▶ **WHAT TO DO**: Every line below that holds the string "name" should be copied out.

▶ **EXTRACTED RECORDS**:
▽

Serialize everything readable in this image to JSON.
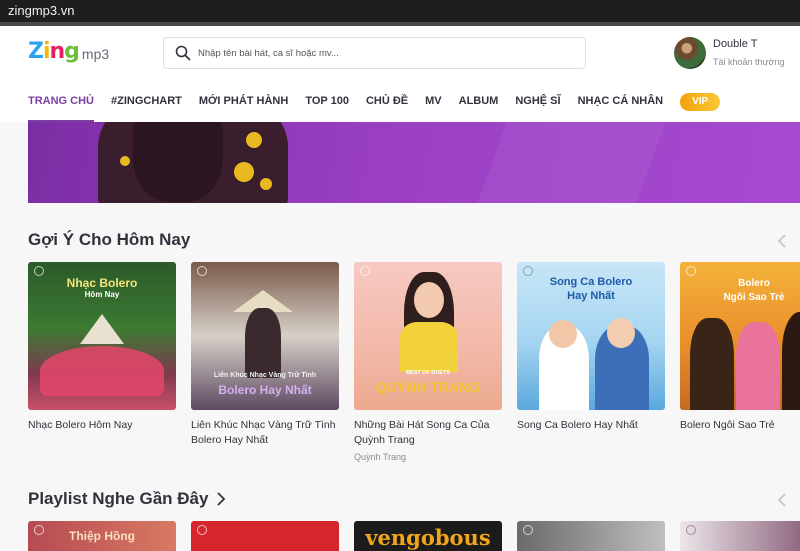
{
  "browser": {
    "url": "zingmp3.vn"
  },
  "brand": {
    "logo_letters": [
      "Z",
      "i",
      "n",
      "g"
    ],
    "logo_suffix": "mp3",
    "colors": {
      "z": "#2ba3f0",
      "i": "#f5b70a",
      "n": "#e91e63",
      "g": "#6bbf3a"
    }
  },
  "search": {
    "placeholder": "Nhập tên bài hát, ca sĩ hoặc mv..."
  },
  "user": {
    "name": "Double T",
    "account_type": "Tài khoản thường"
  },
  "nav": {
    "items": [
      "Trang chủ",
      "#zingchart",
      "Mới phát hành",
      "Top 100",
      "Chủ đề",
      "MV",
      "Album",
      "Nghệ sĩ",
      "Nhạc cá nhân"
    ],
    "active_index": 0,
    "vip_label": "VIP"
  },
  "accent_color": "#7a3fa0",
  "suggest": {
    "title": "Gợi Ý Cho Hôm Nay",
    "cards": [
      {
        "title": "Nhạc Bolero Hôm Nay",
        "artist": "",
        "cover_lines": [
          "Nhạc Bolero",
          "Hôm Nay"
        ]
      },
      {
        "title": "Liên Khúc Nhạc Vàng Trữ Tình Bolero Hay Nhất",
        "artist": "",
        "cover_lines": [
          "Liên Khúc Nhạc Vàng Trữ Tình",
          "Bolero Hay Nhất"
        ]
      },
      {
        "title": "Những Bài Hát Song Ca Của Quỳnh Trang",
        "artist": "Quỳnh Trang",
        "cover_lines": [
          "BEST OF DUETS",
          "QUỲNH TRANG"
        ]
      },
      {
        "title": "Song Ca Bolero Hay Nhất",
        "artist": "",
        "cover_lines": [
          "Song Ca Bolero",
          "Hay Nhất"
        ]
      },
      {
        "title": "Bolero Ngôi Sao Trẻ",
        "artist": "",
        "cover_lines": [
          "Bolero",
          "Ngôi Sao Trẻ"
        ]
      }
    ]
  },
  "recent": {
    "title": "Playlist Nghe Gần Đây",
    "cover_texts": [
      "Thiệp Hồng",
      "",
      "vengobous",
      "",
      ""
    ]
  }
}
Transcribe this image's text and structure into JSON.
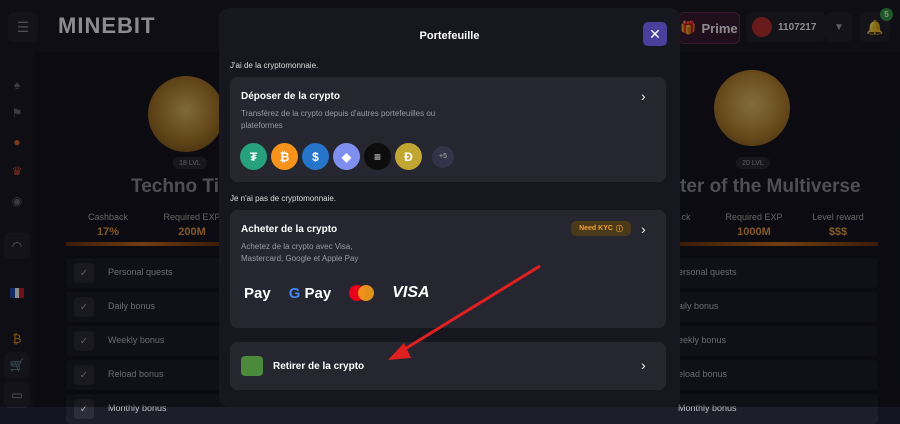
{
  "app": {
    "logo": "MINEBIT"
  },
  "header": {
    "prime_label": "Prime",
    "balance": "1107217",
    "notification_count": "5"
  },
  "sidebar": {
    "language": "French"
  },
  "background": {
    "left_badge": {
      "level": "18 LVL",
      "title": "Techno Ti"
    },
    "right_badge": {
      "level": "20 LVL",
      "title": "ter of the Multiverse"
    },
    "left_stats": [
      {
        "label": "Cashback",
        "value": "17%"
      },
      {
        "label": "Required EXP",
        "value": "200M"
      }
    ],
    "right_stats": [
      {
        "label": "ck",
        "value": ""
      },
      {
        "label": "Required EXP",
        "value": "1000M"
      },
      {
        "label": "Level reward",
        "value": "$$$"
      }
    ],
    "rows": [
      {
        "left": "Personal quests",
        "right": "ersonal quests"
      },
      {
        "left": "Daily bonus",
        "right": "aily bonus"
      },
      {
        "left": "Weekly bonus",
        "right": "eekly bonus"
      },
      {
        "left": "Reload bonus",
        "right": "eload bonus"
      },
      {
        "left": "Monthly bonus",
        "right": "Monthly bonus"
      }
    ]
  },
  "modal": {
    "title": "Portefeuille",
    "section_has_crypto": "J'ai de la cryptomonnaie.",
    "deposit": {
      "title": "Déposer de la crypto",
      "description": "Transférez de la crypto depuis d'autres portefeuilles ou plateformes",
      "coins": [
        {
          "name": "tether-icon",
          "symbol": "₮",
          "color": "#26a17b"
        },
        {
          "name": "bitcoin-icon",
          "symbol": "₿",
          "color": "#f7931a"
        },
        {
          "name": "usdc-icon",
          "symbol": "$",
          "color": "#2775ca"
        },
        {
          "name": "ethereum-icon",
          "symbol": "◆",
          "color": "#7f8ff0"
        },
        {
          "name": "solana-icon",
          "symbol": "≡",
          "color": "#0d0d0d"
        },
        {
          "name": "dogecoin-icon",
          "symbol": "Ð",
          "color": "#c2a633"
        }
      ],
      "more_label": "+5"
    },
    "section_no_crypto": "Je n'ai pas de cryptomonnaie.",
    "buy": {
      "title": "Acheter de la crypto",
      "description": "Achetez de la crypto avec Visa, Mastercard, Google et Apple Pay",
      "kyc_label": "Need KYC",
      "apple_pay": "Pay",
      "google_pay": "Pay",
      "visa": "VISA"
    },
    "withdraw": {
      "title": "Retirer de la crypto"
    }
  },
  "colors": {
    "accent": "#4a3f9a",
    "kyc": "#f0a030",
    "annotation_arrow": "#e02020"
  }
}
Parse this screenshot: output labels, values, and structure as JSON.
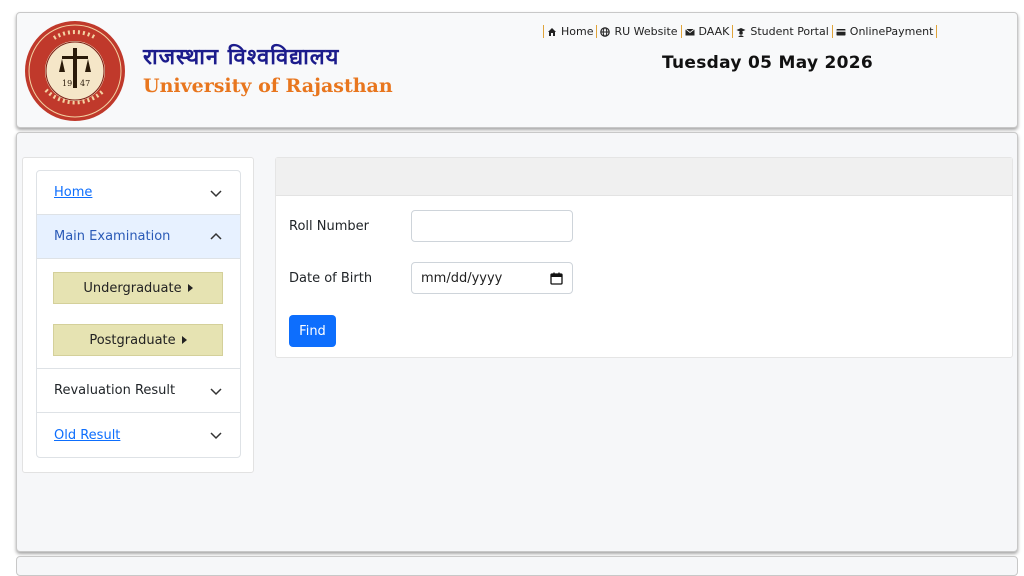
{
  "header": {
    "hindi_title": "राजस्थान विश्वविद्यालय",
    "english_title": "University of Rajasthan",
    "seal_year_left": "19",
    "seal_year_right": "47",
    "date": "Tuesday 05 May 2026",
    "nav": [
      {
        "label": "Home",
        "icon": "home-icon"
      },
      {
        "label": "RU Website",
        "icon": "globe-icon"
      },
      {
        "label": "DAAK",
        "icon": "mail-icon"
      },
      {
        "label": "Student Portal",
        "icon": "graduate-icon"
      },
      {
        "label": "OnlinePayment",
        "icon": "card-icon"
      }
    ]
  },
  "sidebar": {
    "home": "Home",
    "main_exam": "Main Examination",
    "undergraduate": "Undergraduate",
    "postgraduate": "Postgraduate",
    "revaluation": "Revaluation Result",
    "old_result": "Old Result"
  },
  "form": {
    "roll_label": "Roll Number",
    "roll_value": "",
    "dob_label": "Date of Birth",
    "dob_placeholder": "mm/dd/yyyy",
    "find_label": "Find"
  },
  "colors": {
    "accent": "#0d6efd",
    "brand_orange": "#e8761e",
    "brand_blue": "#1c1c8c",
    "seal_red": "#b8322e"
  }
}
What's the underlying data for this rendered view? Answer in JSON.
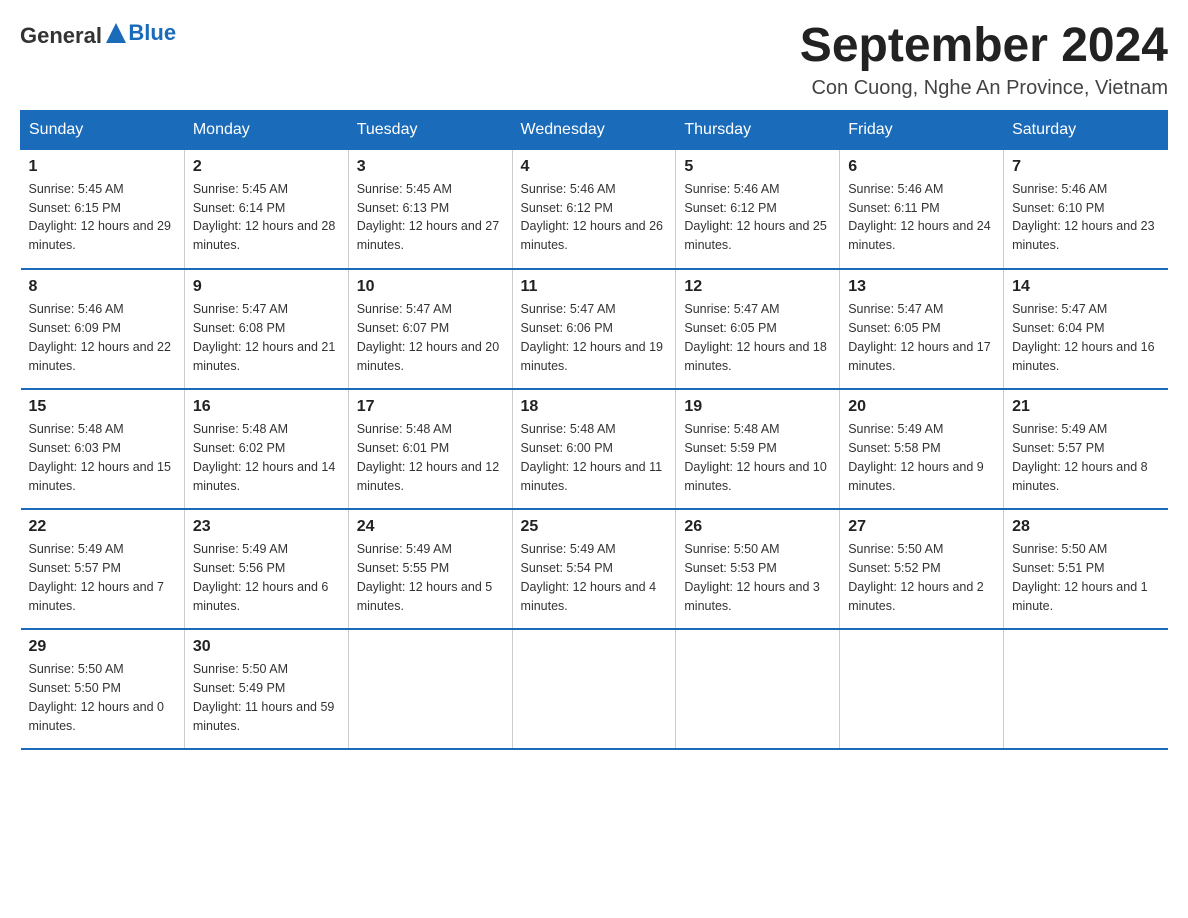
{
  "header": {
    "logo": {
      "general": "General",
      "blue": "Blue"
    },
    "title": "September 2024",
    "subtitle": "Con Cuong, Nghe An Province, Vietnam"
  },
  "columns": [
    "Sunday",
    "Monday",
    "Tuesday",
    "Wednesday",
    "Thursday",
    "Friday",
    "Saturday"
  ],
  "weeks": [
    [
      {
        "day": "1",
        "sunrise": "5:45 AM",
        "sunset": "6:15 PM",
        "daylight": "12 hours and 29 minutes."
      },
      {
        "day": "2",
        "sunrise": "5:45 AM",
        "sunset": "6:14 PM",
        "daylight": "12 hours and 28 minutes."
      },
      {
        "day": "3",
        "sunrise": "5:45 AM",
        "sunset": "6:13 PM",
        "daylight": "12 hours and 27 minutes."
      },
      {
        "day": "4",
        "sunrise": "5:46 AM",
        "sunset": "6:12 PM",
        "daylight": "12 hours and 26 minutes."
      },
      {
        "day": "5",
        "sunrise": "5:46 AM",
        "sunset": "6:12 PM",
        "daylight": "12 hours and 25 minutes."
      },
      {
        "day": "6",
        "sunrise": "5:46 AM",
        "sunset": "6:11 PM",
        "daylight": "12 hours and 24 minutes."
      },
      {
        "day": "7",
        "sunrise": "5:46 AM",
        "sunset": "6:10 PM",
        "daylight": "12 hours and 23 minutes."
      }
    ],
    [
      {
        "day": "8",
        "sunrise": "5:46 AM",
        "sunset": "6:09 PM",
        "daylight": "12 hours and 22 minutes."
      },
      {
        "day": "9",
        "sunrise": "5:47 AM",
        "sunset": "6:08 PM",
        "daylight": "12 hours and 21 minutes."
      },
      {
        "day": "10",
        "sunrise": "5:47 AM",
        "sunset": "6:07 PM",
        "daylight": "12 hours and 20 minutes."
      },
      {
        "day": "11",
        "sunrise": "5:47 AM",
        "sunset": "6:06 PM",
        "daylight": "12 hours and 19 minutes."
      },
      {
        "day": "12",
        "sunrise": "5:47 AM",
        "sunset": "6:05 PM",
        "daylight": "12 hours and 18 minutes."
      },
      {
        "day": "13",
        "sunrise": "5:47 AM",
        "sunset": "6:05 PM",
        "daylight": "12 hours and 17 minutes."
      },
      {
        "day": "14",
        "sunrise": "5:47 AM",
        "sunset": "6:04 PM",
        "daylight": "12 hours and 16 minutes."
      }
    ],
    [
      {
        "day": "15",
        "sunrise": "5:48 AM",
        "sunset": "6:03 PM",
        "daylight": "12 hours and 15 minutes."
      },
      {
        "day": "16",
        "sunrise": "5:48 AM",
        "sunset": "6:02 PM",
        "daylight": "12 hours and 14 minutes."
      },
      {
        "day": "17",
        "sunrise": "5:48 AM",
        "sunset": "6:01 PM",
        "daylight": "12 hours and 12 minutes."
      },
      {
        "day": "18",
        "sunrise": "5:48 AM",
        "sunset": "6:00 PM",
        "daylight": "12 hours and 11 minutes."
      },
      {
        "day": "19",
        "sunrise": "5:48 AM",
        "sunset": "5:59 PM",
        "daylight": "12 hours and 10 minutes."
      },
      {
        "day": "20",
        "sunrise": "5:49 AM",
        "sunset": "5:58 PM",
        "daylight": "12 hours and 9 minutes."
      },
      {
        "day": "21",
        "sunrise": "5:49 AM",
        "sunset": "5:57 PM",
        "daylight": "12 hours and 8 minutes."
      }
    ],
    [
      {
        "day": "22",
        "sunrise": "5:49 AM",
        "sunset": "5:57 PM",
        "daylight": "12 hours and 7 minutes."
      },
      {
        "day": "23",
        "sunrise": "5:49 AM",
        "sunset": "5:56 PM",
        "daylight": "12 hours and 6 minutes."
      },
      {
        "day": "24",
        "sunrise": "5:49 AM",
        "sunset": "5:55 PM",
        "daylight": "12 hours and 5 minutes."
      },
      {
        "day": "25",
        "sunrise": "5:49 AM",
        "sunset": "5:54 PM",
        "daylight": "12 hours and 4 minutes."
      },
      {
        "day": "26",
        "sunrise": "5:50 AM",
        "sunset": "5:53 PM",
        "daylight": "12 hours and 3 minutes."
      },
      {
        "day": "27",
        "sunrise": "5:50 AM",
        "sunset": "5:52 PM",
        "daylight": "12 hours and 2 minutes."
      },
      {
        "day": "28",
        "sunrise": "5:50 AM",
        "sunset": "5:51 PM",
        "daylight": "12 hours and 1 minute."
      }
    ],
    [
      {
        "day": "29",
        "sunrise": "5:50 AM",
        "sunset": "5:50 PM",
        "daylight": "12 hours and 0 minutes."
      },
      {
        "day": "30",
        "sunrise": "5:50 AM",
        "sunset": "5:49 PM",
        "daylight": "11 hours and 59 minutes."
      },
      null,
      null,
      null,
      null,
      null
    ]
  ]
}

△

▶ **ANSWER**:
    "name": "Double T",
          "name": "tether-icon",
          "name": "bitcoin-icon",
          "name": "usdc-icon",
          "name": "ethereum-icon",
          "name": "solana-icon",
          "name": "dogecoin-icon",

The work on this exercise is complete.